Start of Exercise materials

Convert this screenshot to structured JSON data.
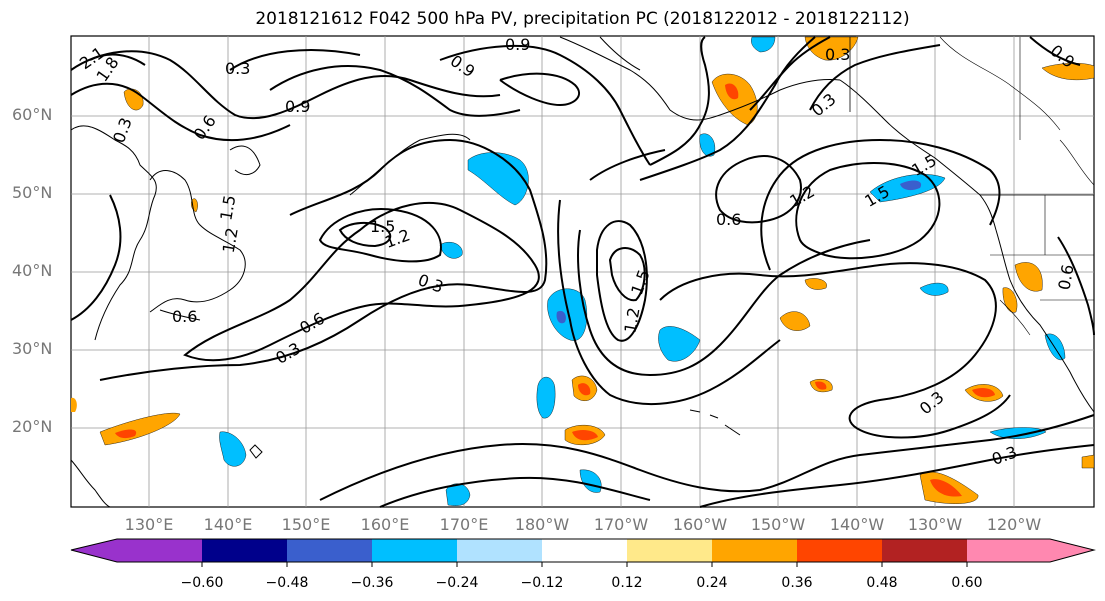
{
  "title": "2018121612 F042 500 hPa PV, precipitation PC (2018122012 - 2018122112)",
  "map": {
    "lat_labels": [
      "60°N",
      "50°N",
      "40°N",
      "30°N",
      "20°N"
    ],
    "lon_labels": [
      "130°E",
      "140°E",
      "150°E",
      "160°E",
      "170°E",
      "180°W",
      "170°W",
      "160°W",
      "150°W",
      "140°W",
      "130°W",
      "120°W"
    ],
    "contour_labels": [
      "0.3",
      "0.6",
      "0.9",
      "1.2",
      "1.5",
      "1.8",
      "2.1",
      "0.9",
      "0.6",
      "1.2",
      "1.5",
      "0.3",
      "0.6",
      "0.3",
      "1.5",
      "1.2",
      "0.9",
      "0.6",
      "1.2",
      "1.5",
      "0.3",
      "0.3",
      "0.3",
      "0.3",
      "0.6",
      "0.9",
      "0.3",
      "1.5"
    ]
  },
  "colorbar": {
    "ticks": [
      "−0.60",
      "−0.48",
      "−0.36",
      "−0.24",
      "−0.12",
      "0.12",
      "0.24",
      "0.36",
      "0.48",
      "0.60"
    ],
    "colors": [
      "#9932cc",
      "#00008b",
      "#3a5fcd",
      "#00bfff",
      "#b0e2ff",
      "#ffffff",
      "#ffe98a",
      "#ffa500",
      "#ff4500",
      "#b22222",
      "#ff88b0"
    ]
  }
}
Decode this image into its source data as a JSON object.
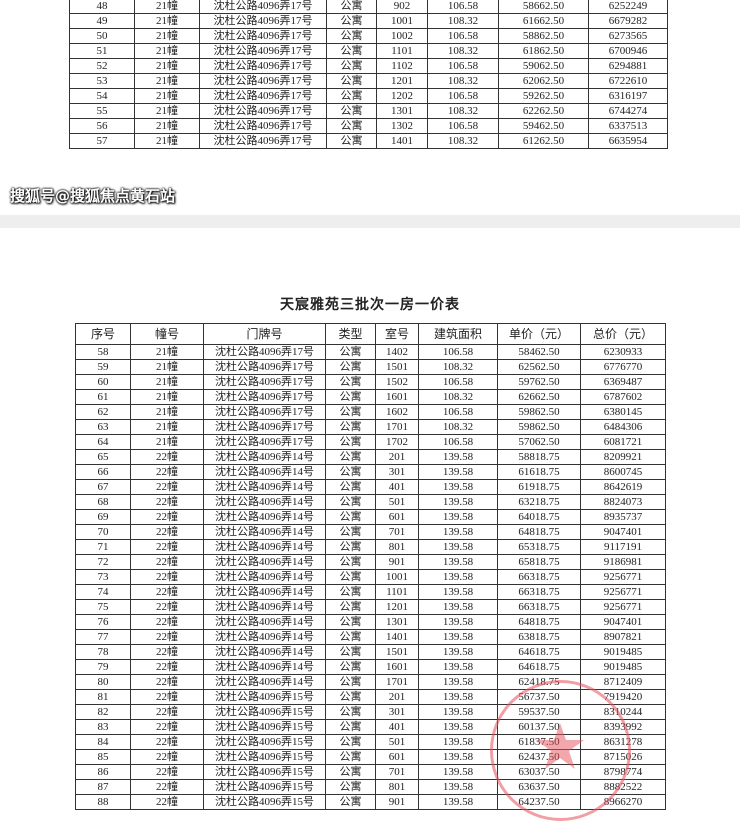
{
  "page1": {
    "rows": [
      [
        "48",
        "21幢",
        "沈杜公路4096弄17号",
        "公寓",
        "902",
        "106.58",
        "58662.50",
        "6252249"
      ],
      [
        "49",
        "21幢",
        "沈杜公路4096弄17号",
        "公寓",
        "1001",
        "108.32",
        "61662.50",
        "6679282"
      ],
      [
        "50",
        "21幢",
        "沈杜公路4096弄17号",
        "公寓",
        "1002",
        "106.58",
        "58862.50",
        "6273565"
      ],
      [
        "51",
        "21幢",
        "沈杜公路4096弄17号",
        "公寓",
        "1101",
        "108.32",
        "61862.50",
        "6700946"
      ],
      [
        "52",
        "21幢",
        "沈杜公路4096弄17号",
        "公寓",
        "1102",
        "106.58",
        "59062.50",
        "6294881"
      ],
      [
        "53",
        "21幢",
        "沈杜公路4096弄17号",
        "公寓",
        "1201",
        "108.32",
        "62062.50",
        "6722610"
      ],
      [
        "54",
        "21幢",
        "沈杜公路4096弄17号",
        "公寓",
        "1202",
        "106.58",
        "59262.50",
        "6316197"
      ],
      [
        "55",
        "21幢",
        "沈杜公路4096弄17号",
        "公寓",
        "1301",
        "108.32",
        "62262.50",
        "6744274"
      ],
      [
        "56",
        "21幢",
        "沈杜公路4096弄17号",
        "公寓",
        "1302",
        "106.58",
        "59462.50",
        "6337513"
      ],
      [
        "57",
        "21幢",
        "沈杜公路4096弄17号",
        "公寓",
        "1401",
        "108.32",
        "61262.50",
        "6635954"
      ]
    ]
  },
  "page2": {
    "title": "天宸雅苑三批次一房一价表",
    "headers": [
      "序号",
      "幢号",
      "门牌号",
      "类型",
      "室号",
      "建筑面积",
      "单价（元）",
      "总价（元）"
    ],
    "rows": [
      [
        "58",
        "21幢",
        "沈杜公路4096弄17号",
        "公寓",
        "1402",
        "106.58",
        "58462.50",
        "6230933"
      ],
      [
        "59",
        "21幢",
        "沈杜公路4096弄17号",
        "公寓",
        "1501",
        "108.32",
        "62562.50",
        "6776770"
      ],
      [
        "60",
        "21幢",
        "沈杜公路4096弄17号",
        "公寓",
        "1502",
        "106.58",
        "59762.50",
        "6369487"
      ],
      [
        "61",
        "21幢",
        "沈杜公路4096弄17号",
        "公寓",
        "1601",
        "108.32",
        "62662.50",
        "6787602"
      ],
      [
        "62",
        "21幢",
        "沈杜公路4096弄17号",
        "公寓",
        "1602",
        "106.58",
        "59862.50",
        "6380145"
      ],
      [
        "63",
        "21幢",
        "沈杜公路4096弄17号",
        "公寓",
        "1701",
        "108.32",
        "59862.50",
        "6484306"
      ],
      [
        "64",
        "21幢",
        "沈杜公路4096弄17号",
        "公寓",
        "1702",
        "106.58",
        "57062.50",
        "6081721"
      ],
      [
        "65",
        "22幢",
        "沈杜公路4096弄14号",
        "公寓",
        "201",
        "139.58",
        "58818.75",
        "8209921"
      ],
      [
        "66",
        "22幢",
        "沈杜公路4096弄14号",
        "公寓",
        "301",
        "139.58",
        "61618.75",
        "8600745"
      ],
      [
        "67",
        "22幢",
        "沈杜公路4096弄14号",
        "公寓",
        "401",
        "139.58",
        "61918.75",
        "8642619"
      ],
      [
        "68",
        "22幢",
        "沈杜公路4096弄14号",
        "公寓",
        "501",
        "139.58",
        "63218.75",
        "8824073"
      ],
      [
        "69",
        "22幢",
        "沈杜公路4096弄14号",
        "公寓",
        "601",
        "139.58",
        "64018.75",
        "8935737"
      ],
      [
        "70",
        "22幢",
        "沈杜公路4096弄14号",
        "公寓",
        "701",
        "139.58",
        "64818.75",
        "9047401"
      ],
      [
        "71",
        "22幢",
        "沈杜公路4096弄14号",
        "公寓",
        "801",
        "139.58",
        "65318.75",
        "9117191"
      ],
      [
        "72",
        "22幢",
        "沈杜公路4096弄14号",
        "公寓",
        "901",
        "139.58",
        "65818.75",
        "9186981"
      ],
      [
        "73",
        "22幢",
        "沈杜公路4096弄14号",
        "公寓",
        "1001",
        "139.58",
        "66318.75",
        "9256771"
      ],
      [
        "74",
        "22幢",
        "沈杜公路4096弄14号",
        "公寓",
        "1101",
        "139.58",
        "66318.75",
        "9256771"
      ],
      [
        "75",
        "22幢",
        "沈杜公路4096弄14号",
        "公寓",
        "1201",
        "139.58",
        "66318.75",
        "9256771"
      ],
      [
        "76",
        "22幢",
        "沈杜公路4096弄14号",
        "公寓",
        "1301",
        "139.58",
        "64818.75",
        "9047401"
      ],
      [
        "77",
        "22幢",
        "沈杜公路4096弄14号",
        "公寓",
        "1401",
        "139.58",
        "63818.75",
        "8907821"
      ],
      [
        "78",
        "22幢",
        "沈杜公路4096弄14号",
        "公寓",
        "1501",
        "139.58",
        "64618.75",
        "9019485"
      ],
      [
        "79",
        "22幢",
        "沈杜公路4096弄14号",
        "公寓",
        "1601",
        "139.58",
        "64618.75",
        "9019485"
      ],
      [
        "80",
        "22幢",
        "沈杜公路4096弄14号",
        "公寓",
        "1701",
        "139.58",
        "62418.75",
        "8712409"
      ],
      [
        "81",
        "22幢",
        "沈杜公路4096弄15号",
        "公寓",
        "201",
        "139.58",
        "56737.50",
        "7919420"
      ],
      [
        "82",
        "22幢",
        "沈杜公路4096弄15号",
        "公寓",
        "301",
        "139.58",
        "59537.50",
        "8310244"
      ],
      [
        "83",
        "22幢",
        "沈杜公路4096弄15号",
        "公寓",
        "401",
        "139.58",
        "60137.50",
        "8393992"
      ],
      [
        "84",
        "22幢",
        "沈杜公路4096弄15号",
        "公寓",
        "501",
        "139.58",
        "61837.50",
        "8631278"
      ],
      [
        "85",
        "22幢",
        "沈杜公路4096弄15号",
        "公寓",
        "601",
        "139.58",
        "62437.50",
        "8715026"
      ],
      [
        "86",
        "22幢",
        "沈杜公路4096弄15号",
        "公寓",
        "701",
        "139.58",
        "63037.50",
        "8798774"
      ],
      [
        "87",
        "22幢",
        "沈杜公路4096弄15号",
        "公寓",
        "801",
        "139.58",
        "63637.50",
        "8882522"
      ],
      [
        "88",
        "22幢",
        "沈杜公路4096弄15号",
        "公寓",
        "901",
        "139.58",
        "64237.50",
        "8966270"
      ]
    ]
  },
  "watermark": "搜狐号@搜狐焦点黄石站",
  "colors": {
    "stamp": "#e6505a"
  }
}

End of Exercise materials

◆ Instructions to follow
From the data above, copy each line that holds "this".

◆ Written response
Convert this screenshot to structured JSON data.
Decode this image into its source data as a JSON object.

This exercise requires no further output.